(Structured figure records)

┏━━

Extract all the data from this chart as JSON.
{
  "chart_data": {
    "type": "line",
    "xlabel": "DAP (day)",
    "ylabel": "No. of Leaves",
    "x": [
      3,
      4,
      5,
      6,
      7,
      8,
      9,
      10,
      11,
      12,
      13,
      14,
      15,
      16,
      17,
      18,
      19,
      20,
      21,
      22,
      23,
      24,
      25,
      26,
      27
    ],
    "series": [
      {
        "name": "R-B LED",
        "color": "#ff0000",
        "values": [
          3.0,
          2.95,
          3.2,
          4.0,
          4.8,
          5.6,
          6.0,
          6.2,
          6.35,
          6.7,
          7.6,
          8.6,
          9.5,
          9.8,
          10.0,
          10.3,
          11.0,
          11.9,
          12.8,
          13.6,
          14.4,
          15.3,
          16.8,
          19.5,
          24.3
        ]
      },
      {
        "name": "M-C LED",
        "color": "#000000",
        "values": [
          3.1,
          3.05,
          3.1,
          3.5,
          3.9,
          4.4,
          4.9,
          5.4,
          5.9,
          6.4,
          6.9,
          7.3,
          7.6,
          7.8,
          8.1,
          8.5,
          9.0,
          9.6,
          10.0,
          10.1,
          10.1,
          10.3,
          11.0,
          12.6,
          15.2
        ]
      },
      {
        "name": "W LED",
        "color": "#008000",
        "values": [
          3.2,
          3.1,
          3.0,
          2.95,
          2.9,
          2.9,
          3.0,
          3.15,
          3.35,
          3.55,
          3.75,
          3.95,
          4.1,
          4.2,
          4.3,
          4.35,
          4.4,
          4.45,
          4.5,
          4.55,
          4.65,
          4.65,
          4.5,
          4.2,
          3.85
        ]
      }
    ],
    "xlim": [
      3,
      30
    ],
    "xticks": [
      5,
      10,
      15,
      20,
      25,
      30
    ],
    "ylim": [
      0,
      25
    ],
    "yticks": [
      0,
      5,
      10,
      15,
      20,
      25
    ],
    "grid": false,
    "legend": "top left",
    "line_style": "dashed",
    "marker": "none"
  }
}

┗━━
┏━━

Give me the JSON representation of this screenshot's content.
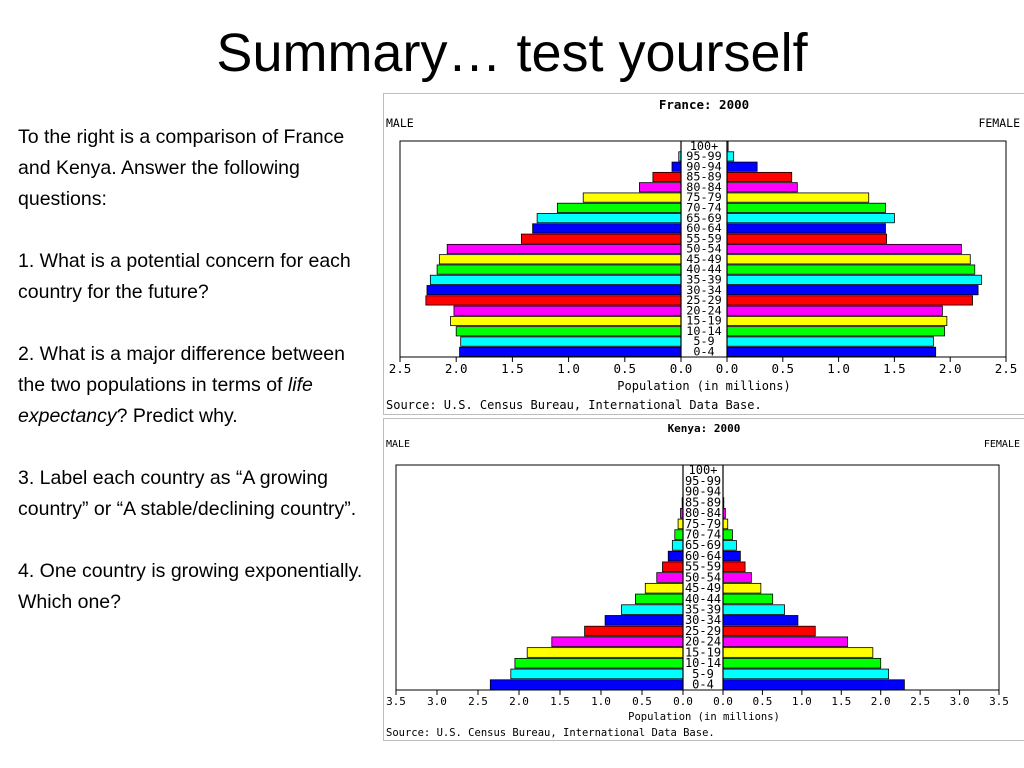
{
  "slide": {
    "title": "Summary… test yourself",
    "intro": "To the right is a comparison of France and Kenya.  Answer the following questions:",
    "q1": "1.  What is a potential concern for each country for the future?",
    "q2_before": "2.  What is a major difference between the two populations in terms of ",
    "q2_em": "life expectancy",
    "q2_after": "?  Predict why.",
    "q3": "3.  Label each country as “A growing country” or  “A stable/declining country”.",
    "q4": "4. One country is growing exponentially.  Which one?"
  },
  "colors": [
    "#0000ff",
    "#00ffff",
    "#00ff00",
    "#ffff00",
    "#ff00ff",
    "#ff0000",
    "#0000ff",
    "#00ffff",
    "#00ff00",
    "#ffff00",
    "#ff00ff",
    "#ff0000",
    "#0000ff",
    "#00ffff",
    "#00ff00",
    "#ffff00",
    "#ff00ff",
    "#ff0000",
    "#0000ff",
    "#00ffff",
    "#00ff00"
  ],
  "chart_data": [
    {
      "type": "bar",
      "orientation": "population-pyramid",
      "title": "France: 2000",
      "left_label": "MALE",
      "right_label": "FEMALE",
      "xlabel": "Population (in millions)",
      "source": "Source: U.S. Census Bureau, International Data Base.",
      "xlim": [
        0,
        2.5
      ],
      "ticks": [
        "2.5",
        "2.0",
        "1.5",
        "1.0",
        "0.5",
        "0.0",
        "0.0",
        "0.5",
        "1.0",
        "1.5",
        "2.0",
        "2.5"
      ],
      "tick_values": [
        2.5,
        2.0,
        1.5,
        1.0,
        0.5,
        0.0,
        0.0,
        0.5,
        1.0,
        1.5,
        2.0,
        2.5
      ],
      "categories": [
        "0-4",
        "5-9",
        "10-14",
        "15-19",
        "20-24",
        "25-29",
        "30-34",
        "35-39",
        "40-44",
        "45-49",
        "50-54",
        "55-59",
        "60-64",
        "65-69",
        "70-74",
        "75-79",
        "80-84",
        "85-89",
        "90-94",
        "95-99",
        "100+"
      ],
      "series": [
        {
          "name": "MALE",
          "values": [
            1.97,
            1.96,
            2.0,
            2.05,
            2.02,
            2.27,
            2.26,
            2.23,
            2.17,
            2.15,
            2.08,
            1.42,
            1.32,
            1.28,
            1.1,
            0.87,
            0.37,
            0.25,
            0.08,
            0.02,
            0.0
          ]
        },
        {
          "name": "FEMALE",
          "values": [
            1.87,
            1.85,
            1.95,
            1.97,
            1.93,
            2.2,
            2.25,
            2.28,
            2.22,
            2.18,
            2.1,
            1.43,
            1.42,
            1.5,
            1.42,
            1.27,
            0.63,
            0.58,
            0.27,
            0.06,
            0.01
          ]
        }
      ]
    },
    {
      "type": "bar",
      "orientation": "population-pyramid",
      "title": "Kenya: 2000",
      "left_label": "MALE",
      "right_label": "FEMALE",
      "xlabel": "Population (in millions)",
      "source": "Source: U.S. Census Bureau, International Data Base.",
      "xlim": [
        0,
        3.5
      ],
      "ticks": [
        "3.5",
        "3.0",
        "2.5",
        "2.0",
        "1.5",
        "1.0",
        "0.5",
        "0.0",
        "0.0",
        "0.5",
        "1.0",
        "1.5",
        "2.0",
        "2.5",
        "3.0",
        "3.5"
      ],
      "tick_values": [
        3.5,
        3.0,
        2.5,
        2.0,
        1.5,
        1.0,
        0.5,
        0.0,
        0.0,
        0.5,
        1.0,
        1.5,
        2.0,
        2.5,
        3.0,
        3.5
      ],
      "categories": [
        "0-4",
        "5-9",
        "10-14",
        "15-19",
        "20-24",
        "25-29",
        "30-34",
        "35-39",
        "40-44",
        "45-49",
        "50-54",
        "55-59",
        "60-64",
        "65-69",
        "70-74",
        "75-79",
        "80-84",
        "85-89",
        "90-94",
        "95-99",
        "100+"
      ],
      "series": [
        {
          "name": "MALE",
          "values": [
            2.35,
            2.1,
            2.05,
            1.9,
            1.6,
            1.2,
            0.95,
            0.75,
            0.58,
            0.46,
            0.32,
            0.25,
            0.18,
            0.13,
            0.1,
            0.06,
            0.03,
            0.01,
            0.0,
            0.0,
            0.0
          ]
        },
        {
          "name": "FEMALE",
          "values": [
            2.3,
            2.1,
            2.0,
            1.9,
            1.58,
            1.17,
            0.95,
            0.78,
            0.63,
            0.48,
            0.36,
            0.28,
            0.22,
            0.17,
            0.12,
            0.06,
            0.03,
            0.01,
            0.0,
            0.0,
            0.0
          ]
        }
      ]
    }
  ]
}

┗━━

• **What is needed**
Copy in full each line that holds the word "JSON".

• **Solution for this exercise**
Extract all the data from this chart as JSON.
Give me the JSON representation of this screenshot's content.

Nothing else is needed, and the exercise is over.